*Extract provided:*

- - -

[kde-linux] KDE and mounted home directory (again)

Duncan 1i5t5.duncan at cox.net
Sun Nov 29 07:13:50 UTC 2009


Dimitry Golubovsky posted on Sat, 28 Nov 2009 22:54:29 -0500 as excerpted:

> I am having the exact same problem as described at the following link:
> 
> http://www.phwinfo.com/forum/linux-debian-user/202025-problems-kde-
mounted-home.html
> 
> I am new to KDE. I am trying to run KDE 4.2 on a diskless computer with
> user's home directory mounted over sshfs. KDE cannot start properly
> becase dcop server cannot create sockets on a mounted filesystem.

If it's kde4 it's not dcop.  That was kde3.  You're probably talking 
about dbus, the freedesktop.org standard that both kde and gnome use now, 
that replaced kde3's dcop...

Also, I suppose you already know this and were simply being a bit sloppy 
with your terminology, but bear with me while I repeat the obvious.  On 
Unix based systems including Linux, filesystems are normally mounted in 
ordered to be used.  If they're not mounted, sure, you can cat or dd the 
raw data onto and off of them, but that's accessing the raw data, not the 
files (well, the block devices are files too, but not the files we're 
talking about here).  On a Linux system, a socket is a file, located on a 
filesystem, which must be mounted in ordered for the socket to be used as 
such.

OTOH, certain types of filesystems can't contain sockets.  I know nothing 
about sshfs as a filesystem; perhaps it doesn't allow sockets, but that 
has nothing to do with being a mounted filesystem, and everything to do 
with the /type/ of filesystem.  AFAIK, FAT32 doesn't do sockets either, 
for example...

> How can I change this so sockets will be created somewhere in /tmp/$USER
> which is local? I have been trying to find a proper configuration file,
> unsuccessfuly. The conversation mentioned above is not specific on which
> config file to change.

- - -

*Written problem A:* According to the reply in the KDE post, what replaced kde3's dcop?
*Written problem B:* For each statement, say whether it agrees with the KDE post, and quote the words that decide it: (i) The person asking for help is trying to run KDE 4.2 on a diskless computer. (ii) The reply states that sshfs cannot contain sockets. (iii) The reply offers FAT32 as an example of a filesystem without sockets.
Use only the post to answer.

*Dataset content:*
- - -

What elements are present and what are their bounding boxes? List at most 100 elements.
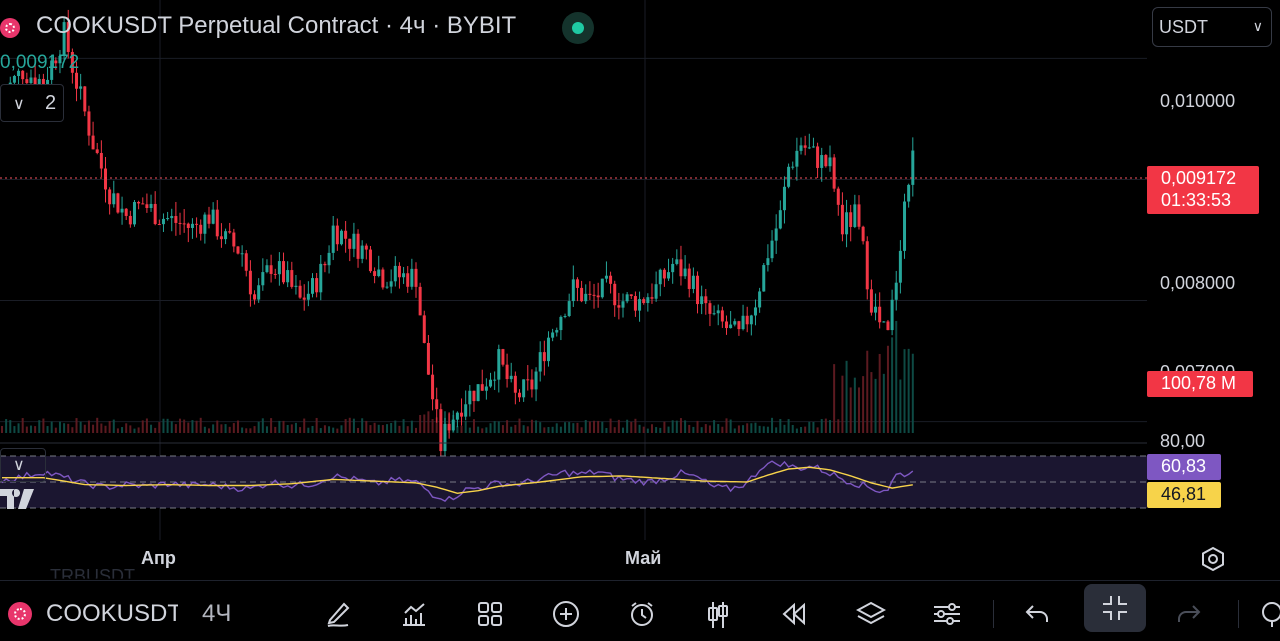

- - -

*Task output A:* dbus, the freedesktop.org standard that both kde and gnome now use.

*Task output B:*
(i) Yes: "I am trying to run KDE 4.2 on a diskless computer"
(ii) No: "I know nothing about sshfs as a filesystem; perhaps it doesn't allow sockets"
(iii) Yes: "AFAIK, FAT32 doesn't do sockets either"